- _REQUIREMENT_:
The records below must be copied in full; omit the images.

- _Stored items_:
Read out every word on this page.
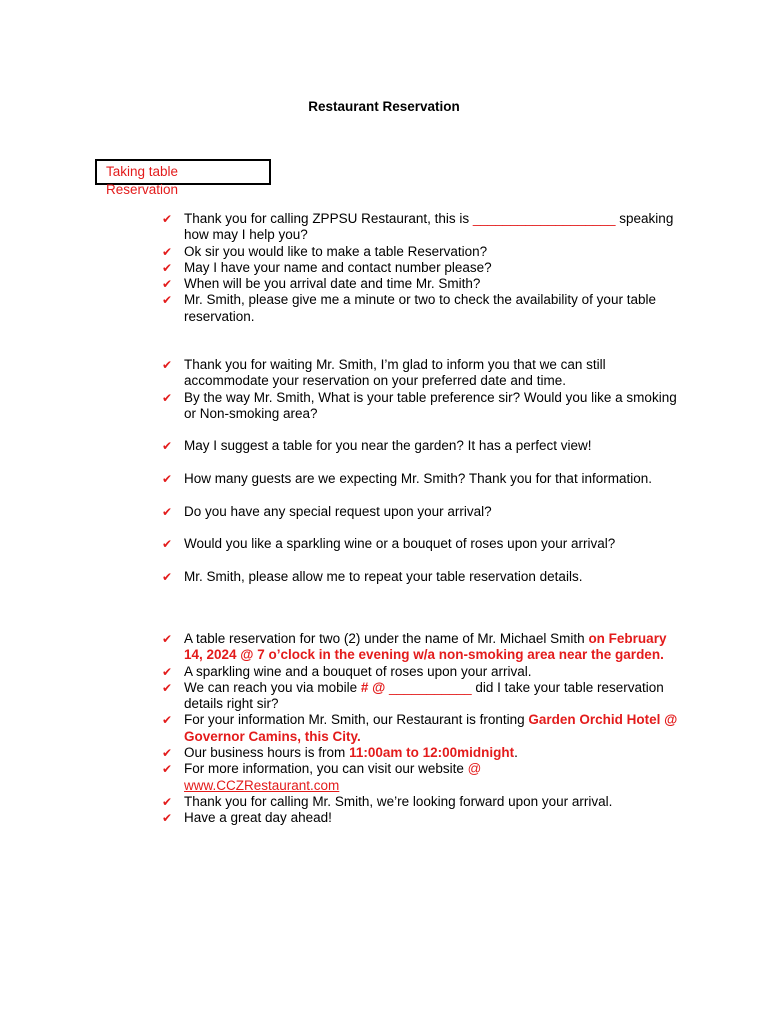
Restaurant Reservation
Taking table
Reservation
✔ Thank you for calling ZPPSU Restaurant, this is ___________________ speaking how may I help you?
✔ Ok sir you would like to make a table Reservation?
✔ May I have your name and contact number please?
✔ When will be you arrival date and time Mr. Smith?
✔ Mr. Smith, please give me a minute or two to check the availability of your table reservation.
✔ Thank you for waiting Mr. Smith, I’m glad to inform you that we can still accommodate your reservation on your preferred date and time.
✔ By the way Mr. Smith, What is your table preference sir? Would you like a smoking or Non-smoking area?
✔ May I suggest a table for you near the garden? It has a perfect view!
✔ How many guests are we expecting Mr. Smith? Thank you for that information.
✔ Do you have any special request upon your arrival?
✔ Would you like a sparkling wine or a bouquet of roses upon your arrival?
✔ Mr. Smith, please allow me to repeat your table reservation details.
✔ A table reservation for two (2) under the name of Mr. Michael Smith on February 14, 2024 @ 7 o’clock in the evening w/a non-smoking area near the garden.
✔ A sparkling wine and a bouquet of roses upon your arrival.
✔ We can reach you via mobile # @ ___________ did I take your table reservation details right sir?
✔ For your information Mr. Smith, our Restaurant is fronting Garden Orchid Hotel @ Governor Camins, this City.
✔ Our business hours is from 11:00am to 12:00midnight.
✔ For more information, you can visit our website @
www.CCZRestaurant.com
✔ Thank you for calling Mr. Smith, we’re looking forward upon your arrival.
✔ Have a great day ahead!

- _OUTPUT FOR THIS EXERCISE_:
Read out every word on this page.
Restaurant Reservation
Taking table
Reservation
✔ Thank you for calling ZPPSU Restaurant, this is ___________________ speaking how may I help you?
✔ Ok sir you would like to make a table Reservation?
✔ May I have your name and contact number please?
✔ When will be you arrival date and time Mr. Smith?
✔ Mr. Smith, please give me a minute or two to check the availability of your table reservation.
✔ Thank you for waiting Mr. Smith, I’m glad to inform you that we can still accommodate your reservation on your preferred date and time.
✔ By the way Mr. Smith, What is your table preference sir? Would you like a smoking or Non-smoking area?
✔ May I suggest a table for you near the garden? It has a perfect view!
✔ How many guests are we expecting Mr. Smith? Thank you for that information.
✔ Do you have any special request upon your arrival?
✔ Would you like a sparkling wine or a bouquet of roses upon your arrival?
✔ Mr. Smith, please allow me to repeat your table reservation details.
✔ A table reservation for two (2) under the name of Mr. Michael Smith on February 14, 2024 @ 7 o’clock in the evening w/a non-smoking area near the garden.
✔ A sparkling wine and a bouquet of roses upon your arrival.
✔ We can reach you via mobile # @ ___________ did I take your table reservation details right sir?
✔ For your information Mr. Smith, our Restaurant is fronting Garden Orchid Hotel @ Governor Camins, this City.
✔ Our business hours is from 11:00am to 12:00midnight.
✔ For more information, you can visit our website @
www.CCZRestaurant.com
✔ Thank you for calling Mr. Smith, we’re looking forward upon your arrival.
✔ Have a great day ahead!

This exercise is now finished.